What to produce: Scan the data below for the string "ylabel". Show every line where it turns up.

Given records:
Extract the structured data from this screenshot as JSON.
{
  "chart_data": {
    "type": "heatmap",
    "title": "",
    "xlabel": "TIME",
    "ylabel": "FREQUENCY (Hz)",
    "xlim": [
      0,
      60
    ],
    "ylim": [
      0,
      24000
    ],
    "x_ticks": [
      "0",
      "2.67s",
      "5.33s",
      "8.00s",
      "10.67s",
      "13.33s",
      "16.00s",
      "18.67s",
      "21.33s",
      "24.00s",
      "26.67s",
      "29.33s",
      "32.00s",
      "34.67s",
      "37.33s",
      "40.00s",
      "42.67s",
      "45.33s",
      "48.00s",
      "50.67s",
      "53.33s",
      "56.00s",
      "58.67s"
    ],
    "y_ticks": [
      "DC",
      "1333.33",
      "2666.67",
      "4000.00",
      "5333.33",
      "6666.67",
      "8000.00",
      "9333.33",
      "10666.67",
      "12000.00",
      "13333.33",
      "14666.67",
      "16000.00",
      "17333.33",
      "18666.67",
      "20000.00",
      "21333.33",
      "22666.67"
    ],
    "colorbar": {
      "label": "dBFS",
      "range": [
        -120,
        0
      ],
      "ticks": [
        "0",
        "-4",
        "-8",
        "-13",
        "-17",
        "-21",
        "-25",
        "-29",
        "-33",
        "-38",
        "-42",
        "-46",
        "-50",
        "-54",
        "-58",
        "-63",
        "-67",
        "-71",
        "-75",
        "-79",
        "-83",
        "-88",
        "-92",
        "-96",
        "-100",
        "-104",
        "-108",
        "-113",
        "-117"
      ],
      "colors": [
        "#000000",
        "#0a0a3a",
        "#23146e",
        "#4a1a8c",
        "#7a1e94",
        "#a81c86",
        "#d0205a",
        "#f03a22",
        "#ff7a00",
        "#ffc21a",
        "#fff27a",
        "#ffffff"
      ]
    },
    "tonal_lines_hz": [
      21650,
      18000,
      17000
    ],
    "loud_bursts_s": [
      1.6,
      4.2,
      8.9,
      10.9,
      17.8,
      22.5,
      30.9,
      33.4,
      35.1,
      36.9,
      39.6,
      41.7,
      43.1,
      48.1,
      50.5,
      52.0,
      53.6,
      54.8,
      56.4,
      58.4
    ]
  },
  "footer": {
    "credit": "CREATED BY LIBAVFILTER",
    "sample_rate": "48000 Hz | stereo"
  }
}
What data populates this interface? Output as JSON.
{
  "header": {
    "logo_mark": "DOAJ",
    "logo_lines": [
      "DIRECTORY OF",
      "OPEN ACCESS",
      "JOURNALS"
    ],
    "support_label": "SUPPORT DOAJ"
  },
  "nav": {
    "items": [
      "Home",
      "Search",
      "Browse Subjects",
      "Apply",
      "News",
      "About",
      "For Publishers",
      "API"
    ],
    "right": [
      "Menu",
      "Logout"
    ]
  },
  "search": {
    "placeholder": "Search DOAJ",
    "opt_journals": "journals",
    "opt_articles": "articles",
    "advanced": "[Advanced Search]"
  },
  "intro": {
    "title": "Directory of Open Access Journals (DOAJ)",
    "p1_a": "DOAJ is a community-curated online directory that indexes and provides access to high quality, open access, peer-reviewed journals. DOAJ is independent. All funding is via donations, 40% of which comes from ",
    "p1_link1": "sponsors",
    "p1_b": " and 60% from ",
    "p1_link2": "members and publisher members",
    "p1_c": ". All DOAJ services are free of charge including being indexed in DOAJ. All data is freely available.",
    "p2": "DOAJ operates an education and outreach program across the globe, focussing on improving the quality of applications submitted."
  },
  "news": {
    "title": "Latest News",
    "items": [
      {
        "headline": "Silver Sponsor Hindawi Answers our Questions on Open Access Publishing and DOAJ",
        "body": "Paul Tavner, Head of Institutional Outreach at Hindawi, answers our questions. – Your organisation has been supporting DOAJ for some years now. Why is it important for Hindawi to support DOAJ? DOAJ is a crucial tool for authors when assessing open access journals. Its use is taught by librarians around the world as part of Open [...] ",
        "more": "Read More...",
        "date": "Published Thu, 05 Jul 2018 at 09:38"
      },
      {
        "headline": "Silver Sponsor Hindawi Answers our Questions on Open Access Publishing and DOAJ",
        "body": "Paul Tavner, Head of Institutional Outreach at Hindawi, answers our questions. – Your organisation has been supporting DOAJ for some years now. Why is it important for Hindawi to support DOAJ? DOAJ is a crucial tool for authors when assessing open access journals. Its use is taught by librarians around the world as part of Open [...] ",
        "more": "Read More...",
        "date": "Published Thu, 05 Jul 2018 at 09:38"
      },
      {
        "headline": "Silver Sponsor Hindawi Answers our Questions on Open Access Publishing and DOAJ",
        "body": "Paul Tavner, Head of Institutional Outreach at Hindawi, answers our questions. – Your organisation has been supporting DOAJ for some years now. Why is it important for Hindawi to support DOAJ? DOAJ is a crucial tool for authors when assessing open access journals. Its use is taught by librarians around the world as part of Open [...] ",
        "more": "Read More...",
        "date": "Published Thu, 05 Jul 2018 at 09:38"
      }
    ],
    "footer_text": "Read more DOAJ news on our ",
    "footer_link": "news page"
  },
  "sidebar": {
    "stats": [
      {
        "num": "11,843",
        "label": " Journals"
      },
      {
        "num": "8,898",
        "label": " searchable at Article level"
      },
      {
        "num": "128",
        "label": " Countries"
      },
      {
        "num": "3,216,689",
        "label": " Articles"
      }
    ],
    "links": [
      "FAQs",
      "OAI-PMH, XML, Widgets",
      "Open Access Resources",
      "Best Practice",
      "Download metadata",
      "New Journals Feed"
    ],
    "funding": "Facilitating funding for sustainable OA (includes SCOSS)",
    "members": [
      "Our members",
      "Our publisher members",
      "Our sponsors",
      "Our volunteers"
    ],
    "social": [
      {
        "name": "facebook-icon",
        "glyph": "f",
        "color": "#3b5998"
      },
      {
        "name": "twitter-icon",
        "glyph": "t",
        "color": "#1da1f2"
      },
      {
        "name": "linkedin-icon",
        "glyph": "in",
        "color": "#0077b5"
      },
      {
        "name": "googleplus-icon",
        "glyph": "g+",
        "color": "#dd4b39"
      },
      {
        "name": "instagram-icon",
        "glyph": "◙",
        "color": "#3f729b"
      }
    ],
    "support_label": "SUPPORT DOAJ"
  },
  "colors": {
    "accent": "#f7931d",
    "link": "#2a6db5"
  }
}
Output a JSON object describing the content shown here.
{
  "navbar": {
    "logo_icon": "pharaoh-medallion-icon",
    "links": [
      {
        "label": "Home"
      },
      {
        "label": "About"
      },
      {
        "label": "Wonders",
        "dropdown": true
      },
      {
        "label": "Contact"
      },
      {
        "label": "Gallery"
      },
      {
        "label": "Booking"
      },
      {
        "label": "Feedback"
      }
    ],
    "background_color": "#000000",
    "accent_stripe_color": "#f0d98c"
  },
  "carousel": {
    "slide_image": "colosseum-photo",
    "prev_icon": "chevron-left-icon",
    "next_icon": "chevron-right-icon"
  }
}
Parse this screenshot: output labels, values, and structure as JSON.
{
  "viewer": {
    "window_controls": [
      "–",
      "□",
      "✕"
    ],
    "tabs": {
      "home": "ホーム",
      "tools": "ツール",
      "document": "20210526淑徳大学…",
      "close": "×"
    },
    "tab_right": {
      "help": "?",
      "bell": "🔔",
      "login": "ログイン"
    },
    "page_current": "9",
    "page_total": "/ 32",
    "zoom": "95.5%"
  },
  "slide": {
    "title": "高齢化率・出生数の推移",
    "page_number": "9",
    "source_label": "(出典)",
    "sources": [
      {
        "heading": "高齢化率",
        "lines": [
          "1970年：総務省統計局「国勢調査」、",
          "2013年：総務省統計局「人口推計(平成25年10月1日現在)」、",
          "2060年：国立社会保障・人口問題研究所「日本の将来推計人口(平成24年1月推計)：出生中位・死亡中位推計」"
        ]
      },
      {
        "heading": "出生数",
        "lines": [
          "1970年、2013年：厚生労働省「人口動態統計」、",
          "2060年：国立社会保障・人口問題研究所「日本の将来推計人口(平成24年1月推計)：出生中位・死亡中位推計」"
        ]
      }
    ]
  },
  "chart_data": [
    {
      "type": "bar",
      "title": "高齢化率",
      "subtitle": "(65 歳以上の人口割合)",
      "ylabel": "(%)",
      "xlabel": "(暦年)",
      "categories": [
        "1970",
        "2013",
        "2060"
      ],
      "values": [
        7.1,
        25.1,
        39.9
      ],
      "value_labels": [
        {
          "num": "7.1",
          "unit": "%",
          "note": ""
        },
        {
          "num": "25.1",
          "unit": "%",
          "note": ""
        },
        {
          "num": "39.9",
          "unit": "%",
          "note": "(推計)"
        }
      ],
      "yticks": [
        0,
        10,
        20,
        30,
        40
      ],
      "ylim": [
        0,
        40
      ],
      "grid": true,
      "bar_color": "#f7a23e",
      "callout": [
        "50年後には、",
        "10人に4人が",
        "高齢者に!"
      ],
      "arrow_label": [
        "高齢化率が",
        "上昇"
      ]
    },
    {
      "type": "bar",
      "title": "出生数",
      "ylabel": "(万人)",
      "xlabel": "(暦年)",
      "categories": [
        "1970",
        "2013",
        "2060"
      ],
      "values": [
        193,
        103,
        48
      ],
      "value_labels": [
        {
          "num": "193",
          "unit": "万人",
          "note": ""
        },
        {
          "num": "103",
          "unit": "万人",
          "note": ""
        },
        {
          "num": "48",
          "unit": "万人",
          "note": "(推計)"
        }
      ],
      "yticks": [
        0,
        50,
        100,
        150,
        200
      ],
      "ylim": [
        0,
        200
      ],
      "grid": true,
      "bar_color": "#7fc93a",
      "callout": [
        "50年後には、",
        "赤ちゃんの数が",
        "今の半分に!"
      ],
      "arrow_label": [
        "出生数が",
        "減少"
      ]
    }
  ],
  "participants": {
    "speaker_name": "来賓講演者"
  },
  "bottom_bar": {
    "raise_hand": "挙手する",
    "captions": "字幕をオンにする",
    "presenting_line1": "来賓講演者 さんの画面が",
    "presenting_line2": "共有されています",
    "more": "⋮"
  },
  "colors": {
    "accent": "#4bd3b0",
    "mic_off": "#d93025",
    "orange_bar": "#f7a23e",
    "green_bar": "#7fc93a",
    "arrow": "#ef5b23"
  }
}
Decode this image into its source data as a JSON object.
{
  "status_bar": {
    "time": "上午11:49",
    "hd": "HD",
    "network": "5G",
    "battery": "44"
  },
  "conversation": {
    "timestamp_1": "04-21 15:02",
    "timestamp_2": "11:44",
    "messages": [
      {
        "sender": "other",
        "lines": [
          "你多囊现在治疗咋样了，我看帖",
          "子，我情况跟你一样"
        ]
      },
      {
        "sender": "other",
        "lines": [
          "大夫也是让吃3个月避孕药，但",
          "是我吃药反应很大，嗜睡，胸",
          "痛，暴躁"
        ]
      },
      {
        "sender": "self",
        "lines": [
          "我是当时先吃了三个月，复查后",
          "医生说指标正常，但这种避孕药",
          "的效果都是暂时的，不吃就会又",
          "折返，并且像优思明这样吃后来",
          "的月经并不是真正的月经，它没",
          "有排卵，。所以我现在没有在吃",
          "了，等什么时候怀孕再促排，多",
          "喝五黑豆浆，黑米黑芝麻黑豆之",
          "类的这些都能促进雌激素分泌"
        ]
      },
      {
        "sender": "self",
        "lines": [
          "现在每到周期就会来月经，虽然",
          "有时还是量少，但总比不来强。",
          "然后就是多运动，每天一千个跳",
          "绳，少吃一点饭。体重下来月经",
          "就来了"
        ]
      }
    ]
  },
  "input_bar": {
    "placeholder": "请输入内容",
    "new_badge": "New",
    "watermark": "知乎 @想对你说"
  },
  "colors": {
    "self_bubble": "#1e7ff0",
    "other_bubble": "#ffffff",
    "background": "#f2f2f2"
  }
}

Exercise output:
    "ylabel": "FREQUENCY (Hz)",
      "ylabel": "(%)",
      "ylabel": "(万人)",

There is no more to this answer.